Could you copy every line of the listing below word for word, without changing anything?

* START SOURCE DATA *

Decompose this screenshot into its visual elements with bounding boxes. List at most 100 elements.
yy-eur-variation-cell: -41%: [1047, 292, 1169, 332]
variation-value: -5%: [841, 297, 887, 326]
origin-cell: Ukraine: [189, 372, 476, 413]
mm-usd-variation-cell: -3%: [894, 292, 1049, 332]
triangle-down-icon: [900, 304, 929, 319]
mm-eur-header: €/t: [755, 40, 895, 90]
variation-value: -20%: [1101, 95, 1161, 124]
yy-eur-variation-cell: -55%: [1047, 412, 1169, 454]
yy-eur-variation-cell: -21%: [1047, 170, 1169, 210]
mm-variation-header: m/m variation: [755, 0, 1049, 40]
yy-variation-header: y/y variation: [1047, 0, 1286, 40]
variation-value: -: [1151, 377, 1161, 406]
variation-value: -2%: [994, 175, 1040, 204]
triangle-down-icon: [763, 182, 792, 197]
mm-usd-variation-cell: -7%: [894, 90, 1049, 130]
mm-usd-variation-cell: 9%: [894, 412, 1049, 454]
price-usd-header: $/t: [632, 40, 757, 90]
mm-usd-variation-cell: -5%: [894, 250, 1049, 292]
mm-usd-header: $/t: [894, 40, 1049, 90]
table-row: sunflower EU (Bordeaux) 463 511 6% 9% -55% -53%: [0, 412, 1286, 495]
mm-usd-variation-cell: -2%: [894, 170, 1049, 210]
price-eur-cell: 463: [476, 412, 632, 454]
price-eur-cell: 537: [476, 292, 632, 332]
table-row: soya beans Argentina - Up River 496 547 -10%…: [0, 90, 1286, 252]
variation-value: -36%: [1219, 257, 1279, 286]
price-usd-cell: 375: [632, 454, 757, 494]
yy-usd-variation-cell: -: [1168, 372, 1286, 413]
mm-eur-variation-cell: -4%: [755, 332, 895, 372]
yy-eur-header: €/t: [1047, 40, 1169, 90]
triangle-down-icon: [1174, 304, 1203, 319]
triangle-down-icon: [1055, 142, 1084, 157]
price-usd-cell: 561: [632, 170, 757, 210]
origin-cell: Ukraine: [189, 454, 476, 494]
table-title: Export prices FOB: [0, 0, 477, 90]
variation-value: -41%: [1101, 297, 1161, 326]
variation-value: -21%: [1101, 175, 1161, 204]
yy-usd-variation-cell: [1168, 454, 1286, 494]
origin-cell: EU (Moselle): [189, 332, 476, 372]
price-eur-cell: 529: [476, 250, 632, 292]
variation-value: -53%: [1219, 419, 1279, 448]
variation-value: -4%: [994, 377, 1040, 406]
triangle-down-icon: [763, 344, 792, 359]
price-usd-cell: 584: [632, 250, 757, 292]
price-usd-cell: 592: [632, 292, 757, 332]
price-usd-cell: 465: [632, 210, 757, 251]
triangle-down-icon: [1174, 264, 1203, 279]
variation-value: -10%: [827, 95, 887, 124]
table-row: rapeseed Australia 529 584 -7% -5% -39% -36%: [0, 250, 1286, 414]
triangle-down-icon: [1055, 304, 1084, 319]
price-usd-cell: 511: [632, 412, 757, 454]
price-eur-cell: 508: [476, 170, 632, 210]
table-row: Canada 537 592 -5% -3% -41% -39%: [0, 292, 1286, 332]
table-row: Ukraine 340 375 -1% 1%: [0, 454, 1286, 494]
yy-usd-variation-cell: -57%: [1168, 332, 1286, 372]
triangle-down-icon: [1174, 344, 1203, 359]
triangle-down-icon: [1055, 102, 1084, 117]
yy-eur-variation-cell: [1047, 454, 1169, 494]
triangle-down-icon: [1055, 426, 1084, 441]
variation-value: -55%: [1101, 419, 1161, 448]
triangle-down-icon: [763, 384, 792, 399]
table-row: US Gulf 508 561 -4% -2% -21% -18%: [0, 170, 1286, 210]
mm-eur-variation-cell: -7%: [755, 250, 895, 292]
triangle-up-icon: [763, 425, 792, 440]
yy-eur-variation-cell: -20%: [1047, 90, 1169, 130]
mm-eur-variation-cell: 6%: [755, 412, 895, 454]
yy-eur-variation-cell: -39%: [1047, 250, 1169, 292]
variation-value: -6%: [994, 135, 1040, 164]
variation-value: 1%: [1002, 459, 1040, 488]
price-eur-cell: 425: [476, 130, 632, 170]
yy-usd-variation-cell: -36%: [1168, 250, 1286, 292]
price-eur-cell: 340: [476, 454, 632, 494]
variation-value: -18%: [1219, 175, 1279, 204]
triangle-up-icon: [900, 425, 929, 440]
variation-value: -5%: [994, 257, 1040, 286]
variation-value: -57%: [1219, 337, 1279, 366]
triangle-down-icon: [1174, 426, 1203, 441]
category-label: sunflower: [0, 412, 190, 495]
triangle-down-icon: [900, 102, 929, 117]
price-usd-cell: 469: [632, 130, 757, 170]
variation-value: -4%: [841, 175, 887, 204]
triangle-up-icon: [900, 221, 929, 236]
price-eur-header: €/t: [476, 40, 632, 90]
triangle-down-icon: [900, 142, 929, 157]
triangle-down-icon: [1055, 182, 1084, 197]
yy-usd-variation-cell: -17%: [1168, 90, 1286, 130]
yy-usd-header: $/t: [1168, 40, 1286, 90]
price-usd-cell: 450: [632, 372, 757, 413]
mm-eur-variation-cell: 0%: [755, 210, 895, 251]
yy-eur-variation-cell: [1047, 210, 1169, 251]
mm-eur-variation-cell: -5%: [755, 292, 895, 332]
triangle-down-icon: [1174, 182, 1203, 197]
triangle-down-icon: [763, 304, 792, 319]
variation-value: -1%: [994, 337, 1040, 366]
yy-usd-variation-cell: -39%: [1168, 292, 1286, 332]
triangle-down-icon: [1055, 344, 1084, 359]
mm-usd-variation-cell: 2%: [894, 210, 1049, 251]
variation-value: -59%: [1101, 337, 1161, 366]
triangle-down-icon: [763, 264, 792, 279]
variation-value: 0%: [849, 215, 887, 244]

* END SOURCE DATA *

## RESULT:
Decompose this screenshot into its visual elements with bounding boxes. List at most 100 elements.
yy-eur-variation-cell: -41%: [1047, 292, 1169, 332]
variation-value: -5%: [841, 297, 887, 326]
origin-cell: Ukraine: [189, 372, 476, 413]
mm-usd-variation-cell: -3%: [894, 292, 1049, 332]
triangle-down-icon: [900, 304, 929, 319]
mm-eur-header: €/t: [755, 40, 895, 90]
variation-value: -20%: [1101, 95, 1161, 124]
yy-eur-variation-cell: -55%: [1047, 412, 1169, 454]
yy-eur-variation-cell: -21%: [1047, 170, 1169, 210]
mm-variation-header: m/m variation: [755, 0, 1049, 40]
yy-variation-header: y/y variation: [1047, 0, 1286, 40]
variation-value: -: [1151, 377, 1161, 406]
variation-value: -2%: [994, 175, 1040, 204]
triangle-down-icon: [763, 182, 792, 197]
mm-usd-variation-cell: -7%: [894, 90, 1049, 130]
mm-usd-variation-cell: 9%: [894, 412, 1049, 454]
price-usd-header: $/t: [632, 40, 757, 90]
mm-usd-variation-cell: -5%: [894, 250, 1049, 292]
mm-usd-header: $/t: [894, 40, 1049, 90]
table-row: sunflower EU (Bordeaux) 463 511 6% 9% -55% -53%: [0, 412, 1286, 495]
mm-usd-variation-cell: -2%: [894, 170, 1049, 210]
price-eur-cell: 463: [476, 412, 632, 454]
price-eur-cell: 537: [476, 292, 632, 332]
table-row: soya beans Argentina - Up River 496 547 -10%…: [0, 90, 1286, 252]
variation-value: -36%: [1219, 257, 1279, 286]
price-usd-cell: 375: [632, 454, 757, 494]
yy-usd-variation-cell: -: [1168, 372, 1286, 413]
mm-eur-variation-cell: -4%: [755, 332, 895, 372]
yy-eur-header: €/t: [1047, 40, 1169, 90]
triangle-down-icon: [1174, 304, 1203, 319]
triangle-down-icon: [1055, 142, 1084, 157]
price-usd-cell: 561: [632, 170, 757, 210]
origin-cell: Ukraine: [189, 454, 476, 494]
table-title: Export prices FOB: [0, 0, 477, 90]
variation-value: -41%: [1101, 297, 1161, 326]
variation-value: -21%: [1101, 175, 1161, 204]
yy-usd-variation-cell: [1168, 454, 1286, 494]
origin-cell: EU (Moselle): [189, 332, 476, 372]
price-eur-cell: 529: [476, 250, 632, 292]
variation-value: -53%: [1219, 419, 1279, 448]
variation-value: -4%: [994, 377, 1040, 406]
triangle-down-icon: [763, 344, 792, 359]
price-usd-cell: 584: [632, 250, 757, 292]
price-usd-cell: 592: [632, 292, 757, 332]
price-usd-cell: 465: [632, 210, 757, 251]
triangle-down-icon: [1174, 264, 1203, 279]
variation-value: -10%: [827, 95, 887, 124]
table-row: rapeseed Australia 529 584 -7% -5% -39% -36%: [0, 250, 1286, 414]
triangle-down-icon: [1055, 304, 1084, 319]
price-usd-cell: 511: [632, 412, 757, 454]
price-eur-cell: 508: [476, 170, 632, 210]
table-row: Canada 537 592 -5% -3% -41% -39%: [0, 292, 1286, 332]
table-row: Ukraine 340 375 -1% 1%: [0, 454, 1286, 494]
yy-usd-variation-cell: -57%: [1168, 332, 1286, 372]
triangle-down-icon: [1174, 344, 1203, 359]
triangle-down-icon: [1055, 102, 1084, 117]
yy-eur-variation-cell: [1047, 454, 1169, 494]
triangle-down-icon: [1055, 426, 1084, 441]
variation-value: -55%: [1101, 419, 1161, 448]
triangle-down-icon: [763, 384, 792, 399]
table-row: US Gulf 508 561 -4% -2% -21% -18%: [0, 170, 1286, 210]
mm-eur-variation-cell: -7%: [755, 250, 895, 292]
triangle-up-icon: [763, 425, 792, 440]
yy-eur-variation-cell: -20%: [1047, 90, 1169, 130]
mm-eur-variation-cell: 6%: [755, 412, 895, 454]
yy-eur-variation-cell: -39%: [1047, 250, 1169, 292]
variation-value: -6%: [994, 135, 1040, 164]
variation-value: 1%: [1002, 459, 1040, 488]
price-eur-cell: 425: [476, 130, 632, 170]
yy-usd-variation-cell: -36%: [1168, 250, 1286, 292]
price-eur-cell: 340: [476, 454, 632, 494]
variation-value: -18%: [1219, 175, 1279, 204]
triangle-up-icon: [900, 425, 929, 440]
variation-value: -5%: [994, 257, 1040, 286]
variation-value: -57%: [1219, 337, 1279, 366]
triangle-down-icon: [1174, 426, 1203, 441]
category-label: sunflower: [0, 412, 190, 495]
triangle-down-icon: [900, 102, 929, 117]
price-usd-cell: 469: [632, 130, 757, 170]
variation-value: -4%: [841, 175, 887, 204]
triangle-up-icon: [900, 221, 929, 236]
price-eur-header: €/t: [476, 40, 632, 90]
triangle-down-icon: [900, 142, 929, 157]
triangle-down-icon: [1055, 182, 1084, 197]
yy-usd-variation-cell: -17%: [1168, 90, 1286, 130]
yy-usd-header: $/t: [1168, 40, 1286, 90]
price-usd-cell: 450: [632, 372, 757, 413]
mm-eur-variation-cell: 0%: [755, 210, 895, 251]
yy-eur-variation-cell: [1047, 210, 1169, 251]
mm-eur-variation-cell: -5%: [755, 292, 895, 332]
triangle-down-icon: [1174, 182, 1203, 197]
triangle-down-icon: [763, 304, 792, 319]
variation-value: -1%: [994, 337, 1040, 366]
yy-usd-variation-cell: -39%: [1168, 292, 1286, 332]
triangle-down-icon: [1055, 344, 1084, 359]
mm-usd-variation-cell: 2%: [894, 210, 1049, 251]
variation-value: -59%: [1101, 337, 1161, 366]
triangle-down-icon: [763, 264, 792, 279]
variation-value: 0%: [849, 215, 887, 244]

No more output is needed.